Task instructions
Pick out the lines in the listing below that contain the word "name" and copy them.
::::
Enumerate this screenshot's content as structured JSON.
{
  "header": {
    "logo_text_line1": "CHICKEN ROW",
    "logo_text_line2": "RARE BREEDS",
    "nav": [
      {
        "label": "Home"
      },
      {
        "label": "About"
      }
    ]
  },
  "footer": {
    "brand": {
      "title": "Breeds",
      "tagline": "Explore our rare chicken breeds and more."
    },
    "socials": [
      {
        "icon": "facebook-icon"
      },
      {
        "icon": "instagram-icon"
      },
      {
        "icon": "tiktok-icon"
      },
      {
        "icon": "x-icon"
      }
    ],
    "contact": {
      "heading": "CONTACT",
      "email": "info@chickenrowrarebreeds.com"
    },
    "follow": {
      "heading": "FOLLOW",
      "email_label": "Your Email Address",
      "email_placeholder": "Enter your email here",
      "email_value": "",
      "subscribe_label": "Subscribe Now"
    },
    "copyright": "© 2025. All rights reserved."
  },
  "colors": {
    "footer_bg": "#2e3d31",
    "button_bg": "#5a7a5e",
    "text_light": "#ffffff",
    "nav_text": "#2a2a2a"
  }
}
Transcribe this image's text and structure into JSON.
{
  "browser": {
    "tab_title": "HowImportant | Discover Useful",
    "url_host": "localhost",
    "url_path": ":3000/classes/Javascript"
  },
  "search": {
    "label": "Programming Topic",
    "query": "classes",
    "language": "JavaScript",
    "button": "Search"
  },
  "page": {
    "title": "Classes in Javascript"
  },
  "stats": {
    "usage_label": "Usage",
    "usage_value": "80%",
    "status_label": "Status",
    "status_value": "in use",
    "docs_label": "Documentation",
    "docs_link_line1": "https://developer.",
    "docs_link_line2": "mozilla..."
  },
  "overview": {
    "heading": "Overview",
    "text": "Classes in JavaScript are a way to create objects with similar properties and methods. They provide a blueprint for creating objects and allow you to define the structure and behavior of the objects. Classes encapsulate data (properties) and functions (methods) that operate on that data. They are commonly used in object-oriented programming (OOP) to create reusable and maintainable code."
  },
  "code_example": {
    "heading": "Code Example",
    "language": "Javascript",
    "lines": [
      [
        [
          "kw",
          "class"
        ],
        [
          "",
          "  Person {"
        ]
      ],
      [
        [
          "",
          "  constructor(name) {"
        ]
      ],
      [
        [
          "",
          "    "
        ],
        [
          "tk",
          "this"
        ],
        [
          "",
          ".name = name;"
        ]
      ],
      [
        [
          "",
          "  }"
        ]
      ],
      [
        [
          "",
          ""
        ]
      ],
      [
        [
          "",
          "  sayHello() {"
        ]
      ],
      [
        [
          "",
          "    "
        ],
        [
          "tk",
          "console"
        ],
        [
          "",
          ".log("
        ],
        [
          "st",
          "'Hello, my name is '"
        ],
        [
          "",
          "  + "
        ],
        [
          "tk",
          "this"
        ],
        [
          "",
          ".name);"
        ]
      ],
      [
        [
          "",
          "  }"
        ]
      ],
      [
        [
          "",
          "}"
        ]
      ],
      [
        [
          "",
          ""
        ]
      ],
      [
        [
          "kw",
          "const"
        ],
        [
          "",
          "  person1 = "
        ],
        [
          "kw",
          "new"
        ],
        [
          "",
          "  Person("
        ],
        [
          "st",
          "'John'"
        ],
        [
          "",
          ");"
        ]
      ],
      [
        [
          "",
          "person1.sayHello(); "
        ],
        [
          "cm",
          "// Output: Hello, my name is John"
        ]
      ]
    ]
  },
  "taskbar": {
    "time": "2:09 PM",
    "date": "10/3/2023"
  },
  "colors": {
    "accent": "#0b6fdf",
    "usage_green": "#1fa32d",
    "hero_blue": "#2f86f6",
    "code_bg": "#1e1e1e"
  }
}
::::
Solution to the exercise
          "  constructor(name) {"
          ".name = name;"
          "'Hello, my name is '"
          ".name);"
          "// Output: Hello, my name is John"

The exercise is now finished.